If an entry holds a picture, leave that picture out; copy everything else exactly.
*** Block opens ***
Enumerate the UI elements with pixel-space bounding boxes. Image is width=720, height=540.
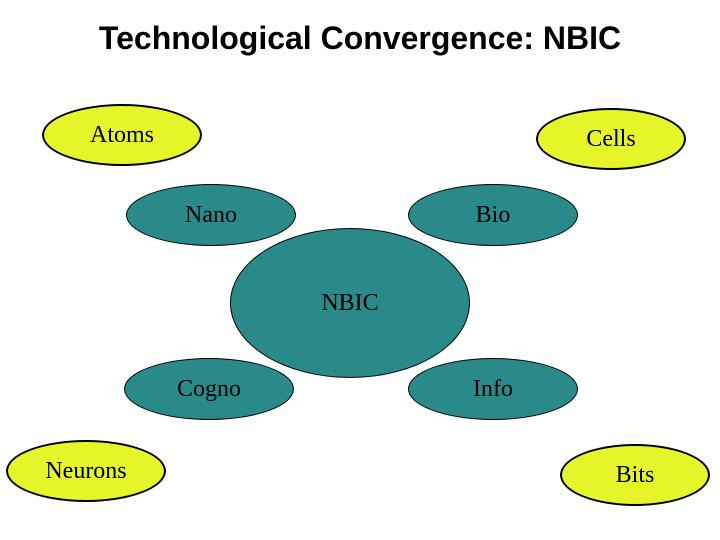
node-atoms: Atoms: [42, 104, 202, 166]
node-cells: Cells: [536, 108, 686, 170]
node-bio: Bio: [408, 184, 578, 246]
page-title: Technological Convergence: NBIC: [0, 20, 720, 57]
node-nano: Nano: [126, 184, 296, 246]
node-info-label: Info: [473, 376, 513, 403]
node-bits-label: Bits: [616, 462, 655, 489]
node-neurons-label: Neurons: [45, 458, 126, 485]
node-nbic: NBIC: [230, 228, 470, 378]
node-cogno-label: Cogno: [177, 376, 241, 403]
node-atoms-label: Atoms: [90, 122, 154, 149]
node-nbic-label: NBIC: [321, 290, 378, 317]
node-cogno: Cogno: [124, 358, 294, 420]
node-bits: Bits: [560, 444, 710, 506]
node-cells-label: Cells: [586, 126, 635, 153]
node-info: Info: [408, 358, 578, 420]
node-neurons: Neurons: [6, 440, 166, 502]
node-nano-label: Nano: [185, 202, 237, 229]
node-bio-label: Bio: [476, 202, 511, 229]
*** Block closes ***
- Expected answer:
Enumerate the UI elements with pixel-space bounding boxes. Image is width=720, height=540.
node-atoms: Atoms: [42, 104, 202, 166]
node-cells: Cells: [536, 108, 686, 170]
node-bio: Bio: [408, 184, 578, 246]
page-title: Technological Convergence: NBIC: [0, 20, 720, 57]
node-nano: Nano: [126, 184, 296, 246]
node-info-label: Info: [473, 376, 513, 403]
node-bits-label: Bits: [616, 462, 655, 489]
node-neurons-label: Neurons: [45, 458, 126, 485]
node-nbic: NBIC: [230, 228, 470, 378]
node-cogno-label: Cogno: [177, 376, 241, 403]
node-atoms-label: Atoms: [90, 122, 154, 149]
node-nbic-label: NBIC: [321, 290, 378, 317]
node-cogno: Cogno: [124, 358, 294, 420]
node-bits: Bits: [560, 444, 710, 506]
node-cells-label: Cells: [586, 126, 635, 153]
node-info: Info: [408, 358, 578, 420]
node-neurons: Neurons: [6, 440, 166, 502]
node-nano-label: Nano: [185, 202, 237, 229]
node-bio-label: Bio: [476, 202, 511, 229]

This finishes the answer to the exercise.